--- Start of Extracted entries ---

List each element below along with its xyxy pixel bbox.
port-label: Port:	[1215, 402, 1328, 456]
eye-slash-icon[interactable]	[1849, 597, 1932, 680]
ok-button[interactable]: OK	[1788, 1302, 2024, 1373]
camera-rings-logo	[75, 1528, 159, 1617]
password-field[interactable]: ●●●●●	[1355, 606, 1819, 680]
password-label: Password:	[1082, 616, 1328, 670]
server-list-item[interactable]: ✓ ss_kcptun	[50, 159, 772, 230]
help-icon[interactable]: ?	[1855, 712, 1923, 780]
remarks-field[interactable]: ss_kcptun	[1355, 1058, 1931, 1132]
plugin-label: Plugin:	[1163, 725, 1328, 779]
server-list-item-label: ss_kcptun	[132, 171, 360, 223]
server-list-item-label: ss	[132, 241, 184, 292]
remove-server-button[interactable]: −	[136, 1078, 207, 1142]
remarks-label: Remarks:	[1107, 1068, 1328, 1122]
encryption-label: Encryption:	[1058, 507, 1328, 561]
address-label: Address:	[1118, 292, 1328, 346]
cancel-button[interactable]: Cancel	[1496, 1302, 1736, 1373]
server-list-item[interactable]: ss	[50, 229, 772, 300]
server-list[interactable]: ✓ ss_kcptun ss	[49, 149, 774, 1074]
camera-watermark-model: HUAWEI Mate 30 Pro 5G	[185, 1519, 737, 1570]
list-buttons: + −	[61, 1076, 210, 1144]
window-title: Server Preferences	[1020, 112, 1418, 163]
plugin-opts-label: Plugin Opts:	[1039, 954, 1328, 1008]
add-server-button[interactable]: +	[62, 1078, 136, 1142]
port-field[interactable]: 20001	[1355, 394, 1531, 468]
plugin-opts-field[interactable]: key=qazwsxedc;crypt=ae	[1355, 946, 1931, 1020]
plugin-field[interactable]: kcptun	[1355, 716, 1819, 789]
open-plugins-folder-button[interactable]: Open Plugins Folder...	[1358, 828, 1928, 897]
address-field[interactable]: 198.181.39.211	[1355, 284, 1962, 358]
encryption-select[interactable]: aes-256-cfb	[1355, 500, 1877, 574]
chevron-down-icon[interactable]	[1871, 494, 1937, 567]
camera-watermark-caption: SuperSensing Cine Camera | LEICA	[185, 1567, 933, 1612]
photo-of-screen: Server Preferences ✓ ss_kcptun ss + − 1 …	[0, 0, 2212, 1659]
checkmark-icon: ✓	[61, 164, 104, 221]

--- End of Extracted entries ---

Exercise description. Please reproduce the lines above without any change, starting at the very first line and stopping after the line that contains "292, 1328, 346]".

Answer for this exercise.
List each element below along with its xyxy pixel bbox.
port-label: Port:	[1215, 402, 1328, 456]
eye-slash-icon[interactable]	[1849, 597, 1932, 680]
ok-button[interactable]: OK	[1788, 1302, 2024, 1373]
camera-rings-logo	[75, 1528, 159, 1617]
password-field[interactable]: ●●●●●	[1355, 606, 1819, 680]
password-label: Password:	[1082, 616, 1328, 670]
server-list-item[interactable]: ✓ ss_kcptun	[50, 159, 772, 230]
help-icon[interactable]: ?	[1855, 712, 1923, 780]
remarks-field[interactable]: ss_kcptun	[1355, 1058, 1931, 1132]
plugin-label: Plugin:	[1163, 725, 1328, 779]
server-list-item-label: ss_kcptun	[132, 171, 360, 223]
server-list-item-label: ss	[132, 241, 184, 292]
remove-server-button[interactable]: −	[136, 1078, 207, 1142]
remarks-label: Remarks:	[1107, 1068, 1328, 1122]
encryption-label: Encryption:	[1058, 507, 1328, 561]
address-label: Address:	[1118, 292, 1328, 346]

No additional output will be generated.